• [WRITTEN EXERCISE] Omit the pictures, then reproduce every remaining record exactly.

** start **

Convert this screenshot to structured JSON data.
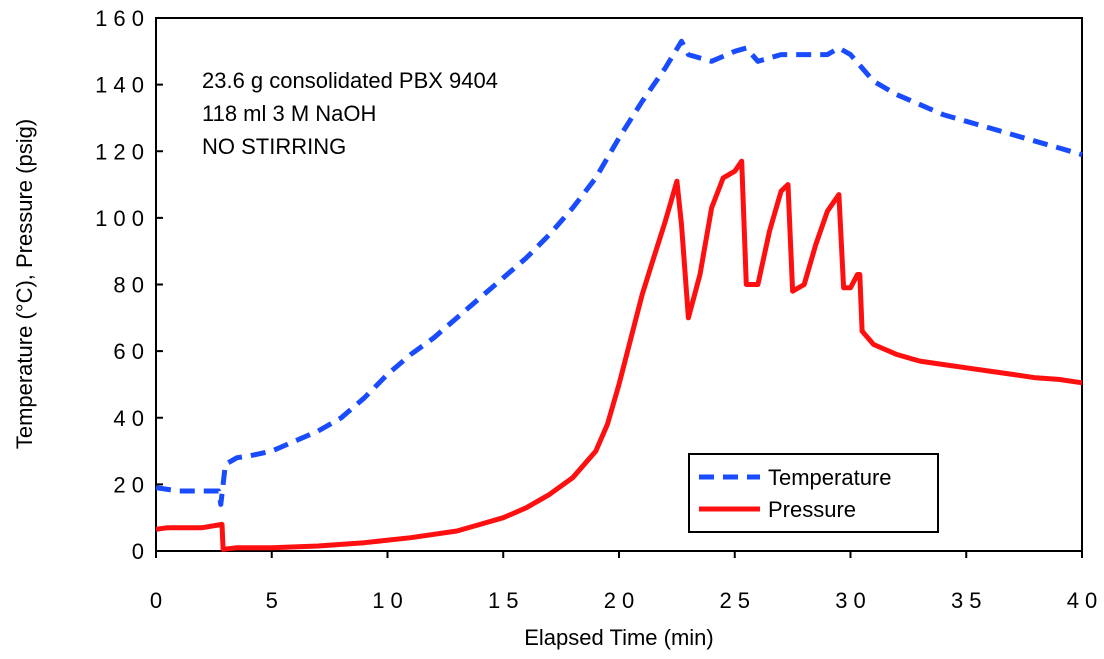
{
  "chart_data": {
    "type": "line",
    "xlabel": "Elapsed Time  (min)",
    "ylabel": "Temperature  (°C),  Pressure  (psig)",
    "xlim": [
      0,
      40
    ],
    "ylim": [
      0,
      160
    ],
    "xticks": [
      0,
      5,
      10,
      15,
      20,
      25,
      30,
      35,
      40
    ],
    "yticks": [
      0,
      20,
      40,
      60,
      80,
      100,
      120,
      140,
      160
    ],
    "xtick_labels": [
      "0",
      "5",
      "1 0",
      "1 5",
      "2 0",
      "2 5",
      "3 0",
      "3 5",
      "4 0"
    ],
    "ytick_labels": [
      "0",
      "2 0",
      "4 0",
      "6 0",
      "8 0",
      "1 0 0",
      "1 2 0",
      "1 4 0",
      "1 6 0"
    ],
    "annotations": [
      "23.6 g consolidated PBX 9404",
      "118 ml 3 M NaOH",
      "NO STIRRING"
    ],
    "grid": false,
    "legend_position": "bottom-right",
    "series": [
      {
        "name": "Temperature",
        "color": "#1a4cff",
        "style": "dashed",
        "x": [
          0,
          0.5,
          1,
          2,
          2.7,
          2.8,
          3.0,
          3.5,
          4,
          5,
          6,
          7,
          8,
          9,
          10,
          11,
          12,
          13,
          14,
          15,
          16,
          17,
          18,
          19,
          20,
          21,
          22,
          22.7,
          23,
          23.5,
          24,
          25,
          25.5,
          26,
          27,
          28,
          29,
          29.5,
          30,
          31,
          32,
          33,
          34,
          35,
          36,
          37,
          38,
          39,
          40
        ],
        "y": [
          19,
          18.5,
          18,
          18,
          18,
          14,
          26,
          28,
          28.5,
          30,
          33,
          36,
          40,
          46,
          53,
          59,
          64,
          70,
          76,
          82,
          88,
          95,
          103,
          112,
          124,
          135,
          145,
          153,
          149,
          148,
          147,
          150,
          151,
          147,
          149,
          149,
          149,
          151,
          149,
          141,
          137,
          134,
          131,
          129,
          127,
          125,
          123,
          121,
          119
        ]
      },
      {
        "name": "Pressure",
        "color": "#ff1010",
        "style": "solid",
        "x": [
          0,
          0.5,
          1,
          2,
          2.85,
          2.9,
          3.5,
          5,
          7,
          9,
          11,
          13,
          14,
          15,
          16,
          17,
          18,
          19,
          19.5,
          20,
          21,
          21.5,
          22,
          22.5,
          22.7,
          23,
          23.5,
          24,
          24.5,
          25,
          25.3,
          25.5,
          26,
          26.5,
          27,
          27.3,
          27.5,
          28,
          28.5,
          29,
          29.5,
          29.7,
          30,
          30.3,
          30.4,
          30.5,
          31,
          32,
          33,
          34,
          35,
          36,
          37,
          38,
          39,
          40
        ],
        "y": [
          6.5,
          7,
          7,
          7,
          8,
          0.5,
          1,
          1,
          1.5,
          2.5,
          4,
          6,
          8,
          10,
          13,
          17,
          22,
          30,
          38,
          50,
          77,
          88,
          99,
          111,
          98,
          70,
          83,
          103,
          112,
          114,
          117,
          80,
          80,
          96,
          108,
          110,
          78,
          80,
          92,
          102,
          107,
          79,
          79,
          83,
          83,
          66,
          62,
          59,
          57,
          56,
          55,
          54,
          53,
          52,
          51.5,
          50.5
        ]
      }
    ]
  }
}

** end **

• [RESPONSE TO THIS EXERCISE]
Convert this screenshot to structured JSON data.
{
  "chart_data": {
    "type": "line",
    "xlabel": "Elapsed Time  (min)",
    "ylabel": "Temperature  (°C),  Pressure  (psig)",
    "xlim": [
      0,
      40
    ],
    "ylim": [
      0,
      160
    ],
    "xticks": [
      0,
      5,
      10,
      15,
      20,
      25,
      30,
      35,
      40
    ],
    "yticks": [
      0,
      20,
      40,
      60,
      80,
      100,
      120,
      140,
      160
    ],
    "xtick_labels": [
      "0",
      "5",
      "1 0",
      "1 5",
      "2 0",
      "2 5",
      "3 0",
      "3 5",
      "4 0"
    ],
    "ytick_labels": [
      "0",
      "2 0",
      "4 0",
      "6 0",
      "8 0",
      "1 0 0",
      "1 2 0",
      "1 4 0",
      "1 6 0"
    ],
    "annotations": [
      "23.6 g consolidated PBX 9404",
      "118 ml 3 M NaOH",
      "NO STIRRING"
    ],
    "grid": false,
    "legend_position": "bottom-right",
    "series": [
      {
        "name": "Temperature",
        "color": "#1a4cff",
        "style": "dashed",
        "x": [
          0,
          0.5,
          1,
          2,
          2.7,
          2.8,
          3.0,
          3.5,
          4,
          5,
          6,
          7,
          8,
          9,
          10,
          11,
          12,
          13,
          14,
          15,
          16,
          17,
          18,
          19,
          20,
          21,
          22,
          22.7,
          23,
          23.5,
          24,
          25,
          25.5,
          26,
          27,
          28,
          29,
          29.5,
          30,
          31,
          32,
          33,
          34,
          35,
          36,
          37,
          38,
          39,
          40
        ],
        "y": [
          19,
          18.5,
          18,
          18,
          18,
          14,
          26,
          28,
          28.5,
          30,
          33,
          36,
          40,
          46,
          53,
          59,
          64,
          70,
          76,
          82,
          88,
          95,
          103,
          112,
          124,
          135,
          145,
          153,
          149,
          148,
          147,
          150,
          151,
          147,
          149,
          149,
          149,
          151,
          149,
          141,
          137,
          134,
          131,
          129,
          127,
          125,
          123,
          121,
          119
        ]
      },
      {
        "name": "Pressure",
        "color": "#ff1010",
        "style": "solid",
        "x": [
          0,
          0.5,
          1,
          2,
          2.85,
          2.9,
          3.5,
          5,
          7,
          9,
          11,
          13,
          14,
          15,
          16,
          17,
          18,
          19,
          19.5,
          20,
          21,
          21.5,
          22,
          22.5,
          22.7,
          23,
          23.5,
          24,
          24.5,
          25,
          25.3,
          25.5,
          26,
          26.5,
          27,
          27.3,
          27.5,
          28,
          28.5,
          29,
          29.5,
          29.7,
          30,
          30.3,
          30.4,
          30.5,
          31,
          32,
          33,
          34,
          35,
          36,
          37,
          38,
          39,
          40
        ],
        "y": [
          6.5,
          7,
          7,
          7,
          8,
          0.5,
          1,
          1,
          1.5,
          2.5,
          4,
          6,
          8,
          10,
          13,
          17,
          22,
          30,
          38,
          50,
          77,
          88,
          99,
          111,
          98,
          70,
          83,
          103,
          112,
          114,
          117,
          80,
          80,
          96,
          108,
          110,
          78,
          80,
          92,
          102,
          107,
          79,
          79,
          83,
          83,
          66,
          62,
          59,
          57,
          56,
          55,
          54,
          53,
          52,
          51.5,
          50.5
        ]
      }
    ]
  }
}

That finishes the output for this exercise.